**Data records**
☆ ☆ ☆ ☆ ☆

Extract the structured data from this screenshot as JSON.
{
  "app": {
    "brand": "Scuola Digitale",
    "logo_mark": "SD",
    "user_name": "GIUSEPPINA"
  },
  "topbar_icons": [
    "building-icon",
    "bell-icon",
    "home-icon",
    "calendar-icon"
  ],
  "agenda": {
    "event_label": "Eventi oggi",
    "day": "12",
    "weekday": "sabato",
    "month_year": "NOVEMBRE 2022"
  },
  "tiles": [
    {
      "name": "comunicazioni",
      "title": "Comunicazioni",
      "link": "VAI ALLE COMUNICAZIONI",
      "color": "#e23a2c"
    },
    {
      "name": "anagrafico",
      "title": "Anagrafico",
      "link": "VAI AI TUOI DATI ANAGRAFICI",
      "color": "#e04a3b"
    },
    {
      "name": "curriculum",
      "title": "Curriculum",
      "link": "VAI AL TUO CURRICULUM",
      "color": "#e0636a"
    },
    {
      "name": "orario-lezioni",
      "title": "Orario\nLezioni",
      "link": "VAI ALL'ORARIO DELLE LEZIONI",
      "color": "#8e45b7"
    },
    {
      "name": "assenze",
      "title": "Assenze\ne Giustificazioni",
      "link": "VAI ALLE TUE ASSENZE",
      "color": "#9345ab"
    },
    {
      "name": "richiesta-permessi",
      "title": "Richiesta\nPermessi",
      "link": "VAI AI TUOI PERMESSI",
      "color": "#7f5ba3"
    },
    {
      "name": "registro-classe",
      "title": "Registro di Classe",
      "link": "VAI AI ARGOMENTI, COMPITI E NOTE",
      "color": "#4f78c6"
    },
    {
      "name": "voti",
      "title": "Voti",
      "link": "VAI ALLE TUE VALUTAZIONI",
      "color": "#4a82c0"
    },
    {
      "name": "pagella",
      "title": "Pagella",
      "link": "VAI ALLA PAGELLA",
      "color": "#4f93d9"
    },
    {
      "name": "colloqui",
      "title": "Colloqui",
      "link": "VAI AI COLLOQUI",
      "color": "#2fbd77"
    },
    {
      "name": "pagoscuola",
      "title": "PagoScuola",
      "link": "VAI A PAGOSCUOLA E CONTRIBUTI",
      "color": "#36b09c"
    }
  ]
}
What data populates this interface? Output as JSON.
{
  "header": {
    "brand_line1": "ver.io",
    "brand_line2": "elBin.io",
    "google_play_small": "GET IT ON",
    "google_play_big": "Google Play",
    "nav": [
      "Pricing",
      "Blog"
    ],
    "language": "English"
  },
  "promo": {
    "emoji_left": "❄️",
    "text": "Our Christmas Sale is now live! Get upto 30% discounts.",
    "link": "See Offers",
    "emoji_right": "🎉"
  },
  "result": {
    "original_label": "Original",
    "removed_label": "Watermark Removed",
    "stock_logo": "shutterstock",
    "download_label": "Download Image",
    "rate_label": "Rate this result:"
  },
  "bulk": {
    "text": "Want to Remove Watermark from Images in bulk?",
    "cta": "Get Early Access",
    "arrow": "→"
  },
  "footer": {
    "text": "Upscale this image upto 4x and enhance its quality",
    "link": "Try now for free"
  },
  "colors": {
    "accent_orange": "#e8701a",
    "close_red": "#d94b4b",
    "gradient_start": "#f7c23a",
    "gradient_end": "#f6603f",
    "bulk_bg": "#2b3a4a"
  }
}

☆ ☆ ☆ ☆ ☆

**REQUIREMENTS**
Type out all of the material again, word for word.

**COMPLETED EXERCISE**
Extract the structured data from this screenshot as JSON.
{
  "app": {
    "brand": "Scuola Digitale",
    "logo_mark": "SD",
    "user_name": "GIUSEPPINA"
  },
  "topbar_icons": [
    "building-icon",
    "bell-icon",
    "home-icon",
    "calendar-icon"
  ],
  "agenda": {
    "event_label": "Eventi oggi",
    "day": "12",
    "weekday": "sabato",
    "month_year": "NOVEMBRE 2022"
  },
  "tiles": [
    {
      "name": "comunicazioni",
      "title": "Comunicazioni",
      "link": "VAI ALLE COMUNICAZIONI",
      "color": "#e23a2c"
    },
    {
      "name": "anagrafico",
      "title": "Anagrafico",
      "link": "VAI AI TUOI DATI ANAGRAFICI",
      "color": "#e04a3b"
    },
    {
      "name": "curriculum",
      "title": "Curriculum",
      "link": "VAI AL TUO CURRICULUM",
      "color": "#e0636a"
    },
    {
      "name": "orario-lezioni",
      "title": "Orario\nLezioni",
      "link": "VAI ALL'ORARIO DELLE LEZIONI",
      "color": "#8e45b7"
    },
    {
      "name": "assenze",
      "title": "Assenze\ne Giustificazioni",
      "link": "VAI ALLE TUE ASSENZE",
      "color": "#9345ab"
    },
    {
      "name": "richiesta-permessi",
      "title": "Richiesta\nPermessi",
      "link": "VAI AI TUOI PERMESSI",
      "color": "#7f5ba3"
    },
    {
      "name": "registro-classe",
      "title": "Registro di Classe",
      "link": "VAI AI ARGOMENTI, COMPITI E NOTE",
      "color": "#4f78c6"
    },
    {
      "name": "voti",
      "title": "Voti",
      "link": "VAI ALLE TUE VALUTAZIONI",
      "color": "#4a82c0"
    },
    {
      "name": "pagella",
      "title": "Pagella",
      "link": "VAI ALLA PAGELLA",
      "color": "#4f93d9"
    },
    {
      "name": "colloqui",
      "title": "Colloqui",
      "link": "VAI AI COLLOQUI",
      "color": "#2fbd77"
    },
    {
      "name": "pagoscuola",
      "title": "PagoScuola",
      "link": "VAI A PAGOSCUOLA E CONTRIBUTI",
      "color": "#36b09c"
    }
  ]
}
What data populates this interface? Output as JSON.
{
  "header": {
    "brand_line1": "ver.io",
    "brand_line2": "elBin.io",
    "google_play_small": "GET IT ON",
    "google_play_big": "Google Play",
    "nav": [
      "Pricing",
      "Blog"
    ],
    "language": "English"
  },
  "promo": {
    "emoji_left": "❄️",
    "text": "Our Christmas Sale is now live! Get upto 30% discounts.",
    "link": "See Offers",
    "emoji_right": "🎉"
  },
  "result": {
    "original_label": "Original",
    "removed_label": "Watermark Removed",
    "stock_logo": "shutterstock",
    "download_label": "Download Image",
    "rate_label": "Rate this result:"
  },
  "bulk": {
    "text": "Want to Remove Watermark from Images in bulk?",
    "cta": "Get Early Access",
    "arrow": "→"
  },
  "footer": {
    "text": "Upscale this image upto 4x and enhance its quality",
    "link": "Try now for free"
  },
  "colors": {
    "accent_orange": "#e8701a",
    "close_red": "#d94b4b",
    "gradient_start": "#f7c23a",
    "gradient_end": "#f6603f",
    "bulk_bg": "#2b3a4a"
  }
}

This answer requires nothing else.